• GIVEN DATA:
* Start *

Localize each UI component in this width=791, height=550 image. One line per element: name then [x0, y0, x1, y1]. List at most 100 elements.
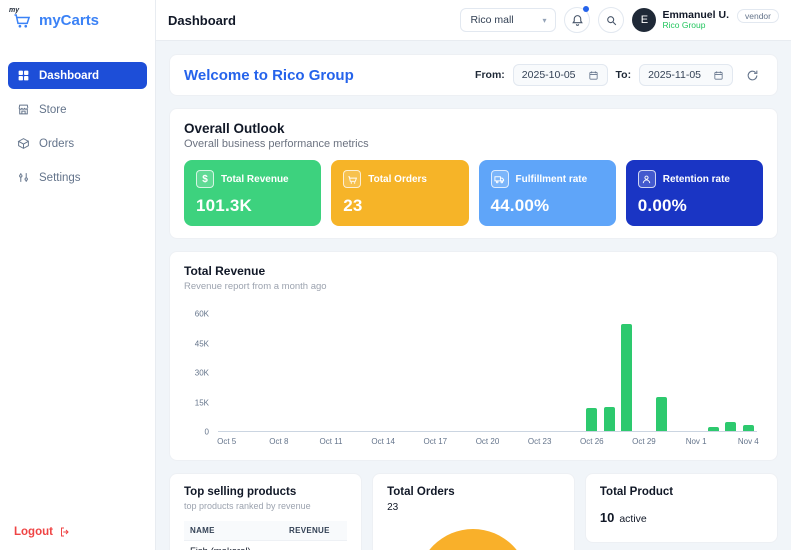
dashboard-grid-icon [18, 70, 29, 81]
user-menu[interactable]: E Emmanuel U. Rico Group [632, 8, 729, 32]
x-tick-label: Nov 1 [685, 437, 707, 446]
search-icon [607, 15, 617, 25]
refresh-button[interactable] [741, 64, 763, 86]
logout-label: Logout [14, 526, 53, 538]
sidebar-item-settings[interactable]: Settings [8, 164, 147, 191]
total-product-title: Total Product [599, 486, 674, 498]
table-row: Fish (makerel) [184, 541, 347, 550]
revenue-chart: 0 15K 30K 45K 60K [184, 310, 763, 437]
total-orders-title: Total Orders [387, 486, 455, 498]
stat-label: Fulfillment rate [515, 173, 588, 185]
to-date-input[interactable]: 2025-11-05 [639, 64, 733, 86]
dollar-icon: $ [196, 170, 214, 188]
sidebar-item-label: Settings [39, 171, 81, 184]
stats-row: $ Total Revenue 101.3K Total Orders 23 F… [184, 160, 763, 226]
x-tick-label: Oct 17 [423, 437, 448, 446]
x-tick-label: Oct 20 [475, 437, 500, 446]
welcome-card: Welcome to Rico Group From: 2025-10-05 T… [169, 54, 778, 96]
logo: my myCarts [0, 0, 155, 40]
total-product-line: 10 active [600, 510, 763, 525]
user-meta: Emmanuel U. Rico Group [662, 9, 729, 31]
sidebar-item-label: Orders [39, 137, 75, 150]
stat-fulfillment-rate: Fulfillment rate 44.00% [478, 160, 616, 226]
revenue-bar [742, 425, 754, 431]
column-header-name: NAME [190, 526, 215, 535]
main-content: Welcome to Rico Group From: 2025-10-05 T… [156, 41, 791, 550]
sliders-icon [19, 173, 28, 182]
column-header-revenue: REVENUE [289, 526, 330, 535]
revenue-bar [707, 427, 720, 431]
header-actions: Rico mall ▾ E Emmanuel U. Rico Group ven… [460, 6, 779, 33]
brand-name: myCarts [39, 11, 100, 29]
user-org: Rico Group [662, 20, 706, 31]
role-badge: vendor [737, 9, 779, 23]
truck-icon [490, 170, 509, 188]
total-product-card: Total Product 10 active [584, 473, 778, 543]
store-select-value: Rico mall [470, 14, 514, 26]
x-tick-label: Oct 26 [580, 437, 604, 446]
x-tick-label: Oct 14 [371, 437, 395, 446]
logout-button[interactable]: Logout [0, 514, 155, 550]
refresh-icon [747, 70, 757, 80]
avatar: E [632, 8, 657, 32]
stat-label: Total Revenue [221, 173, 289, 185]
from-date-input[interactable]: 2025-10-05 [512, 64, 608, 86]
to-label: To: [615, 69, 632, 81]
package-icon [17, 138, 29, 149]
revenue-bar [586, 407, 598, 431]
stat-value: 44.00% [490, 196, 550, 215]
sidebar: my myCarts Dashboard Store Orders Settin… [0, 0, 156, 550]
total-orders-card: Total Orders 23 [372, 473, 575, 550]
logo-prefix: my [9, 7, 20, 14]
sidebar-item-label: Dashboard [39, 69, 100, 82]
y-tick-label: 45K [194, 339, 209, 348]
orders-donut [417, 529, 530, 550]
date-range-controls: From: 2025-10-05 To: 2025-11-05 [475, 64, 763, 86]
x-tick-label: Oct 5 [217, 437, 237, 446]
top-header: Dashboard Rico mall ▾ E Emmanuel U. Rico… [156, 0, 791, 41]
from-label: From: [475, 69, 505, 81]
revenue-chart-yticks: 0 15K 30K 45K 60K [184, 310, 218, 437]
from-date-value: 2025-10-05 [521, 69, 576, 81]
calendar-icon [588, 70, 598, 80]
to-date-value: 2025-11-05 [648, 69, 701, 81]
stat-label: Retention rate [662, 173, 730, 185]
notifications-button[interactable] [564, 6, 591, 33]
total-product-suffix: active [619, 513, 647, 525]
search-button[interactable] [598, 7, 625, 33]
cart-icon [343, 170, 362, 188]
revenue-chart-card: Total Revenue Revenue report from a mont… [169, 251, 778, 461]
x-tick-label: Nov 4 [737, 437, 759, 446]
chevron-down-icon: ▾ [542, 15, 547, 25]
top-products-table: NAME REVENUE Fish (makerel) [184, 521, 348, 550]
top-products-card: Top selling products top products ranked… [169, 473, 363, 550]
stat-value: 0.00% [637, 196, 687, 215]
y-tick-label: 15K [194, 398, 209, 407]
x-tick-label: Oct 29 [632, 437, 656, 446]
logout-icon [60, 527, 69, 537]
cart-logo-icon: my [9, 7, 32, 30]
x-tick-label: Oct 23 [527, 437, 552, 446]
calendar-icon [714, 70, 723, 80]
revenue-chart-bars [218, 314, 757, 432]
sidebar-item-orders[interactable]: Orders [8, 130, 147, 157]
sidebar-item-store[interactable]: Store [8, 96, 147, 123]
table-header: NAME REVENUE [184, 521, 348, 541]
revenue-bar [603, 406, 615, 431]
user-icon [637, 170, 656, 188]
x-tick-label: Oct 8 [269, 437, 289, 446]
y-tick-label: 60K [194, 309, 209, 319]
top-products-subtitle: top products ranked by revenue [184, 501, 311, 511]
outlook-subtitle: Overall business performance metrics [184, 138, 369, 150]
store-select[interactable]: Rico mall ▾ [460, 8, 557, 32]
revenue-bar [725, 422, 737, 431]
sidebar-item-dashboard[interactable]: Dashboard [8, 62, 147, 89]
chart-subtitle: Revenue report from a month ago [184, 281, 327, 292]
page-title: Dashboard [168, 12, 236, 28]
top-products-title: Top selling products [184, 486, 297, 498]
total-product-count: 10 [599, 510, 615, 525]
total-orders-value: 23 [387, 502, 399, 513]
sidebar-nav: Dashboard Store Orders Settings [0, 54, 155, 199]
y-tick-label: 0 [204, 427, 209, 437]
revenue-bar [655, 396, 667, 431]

* End *
* Start *

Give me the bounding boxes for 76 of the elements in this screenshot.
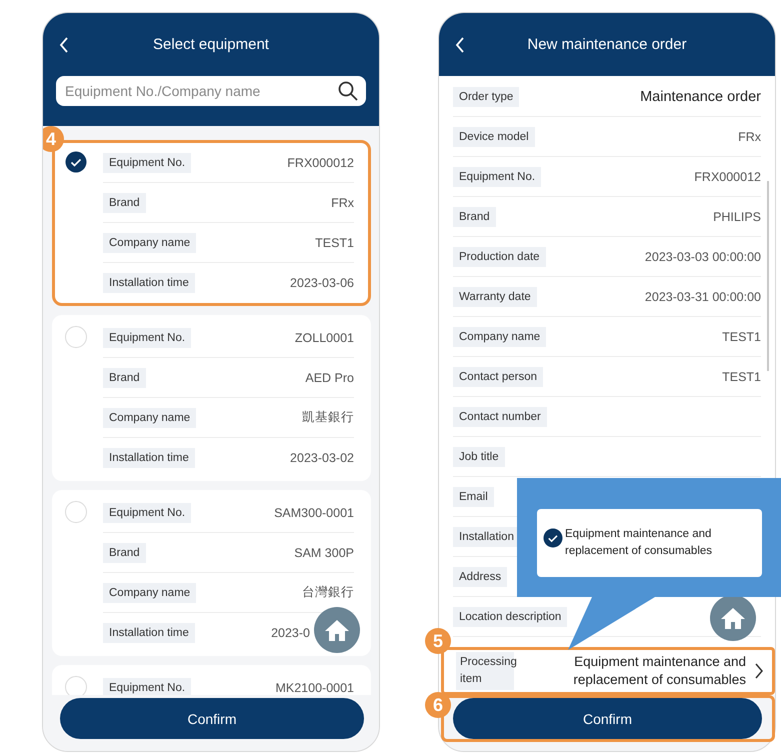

* End *

• TASK OBJECTIVE: Make a numbered list of the rows between the line holding "Localize each UI" and the line holding "stat-label: Fulfillment rate", inclusive, leaving out any blank lines. Do not include the pictures.

• WRITTEN REPLY:
1. Localize each UI component in this width=791, height=550 image. One line per element: name then [x0, y0, x1, y1]. List at most 100 elements.
2. dashboard-grid-icon [18, 70, 29, 81]
3. user-menu[interactable]: E Emmanuel U. Rico Group [632, 8, 729, 32]
4. x-tick-label: Nov 1 [685, 437, 707, 446]
5. search-icon [607, 15, 617, 25]
6. refresh-button[interactable] [741, 64, 763, 86]
7. logout-label: Logout [14, 526, 53, 538]
8. sidebar-item-settings[interactable]: Settings [8, 164, 147, 191]
9. total-product-title: Total Product [599, 486, 674, 498]
10. table-row: Fish (makerel) [184, 541, 347, 550]
11. revenue-chart: 0 15K 30K 45K 60K [184, 310, 763, 437]
12. total-orders-title: Total Orders [387, 486, 455, 498]
13. stat-label: Fulfillment rate [515, 173, 588, 185]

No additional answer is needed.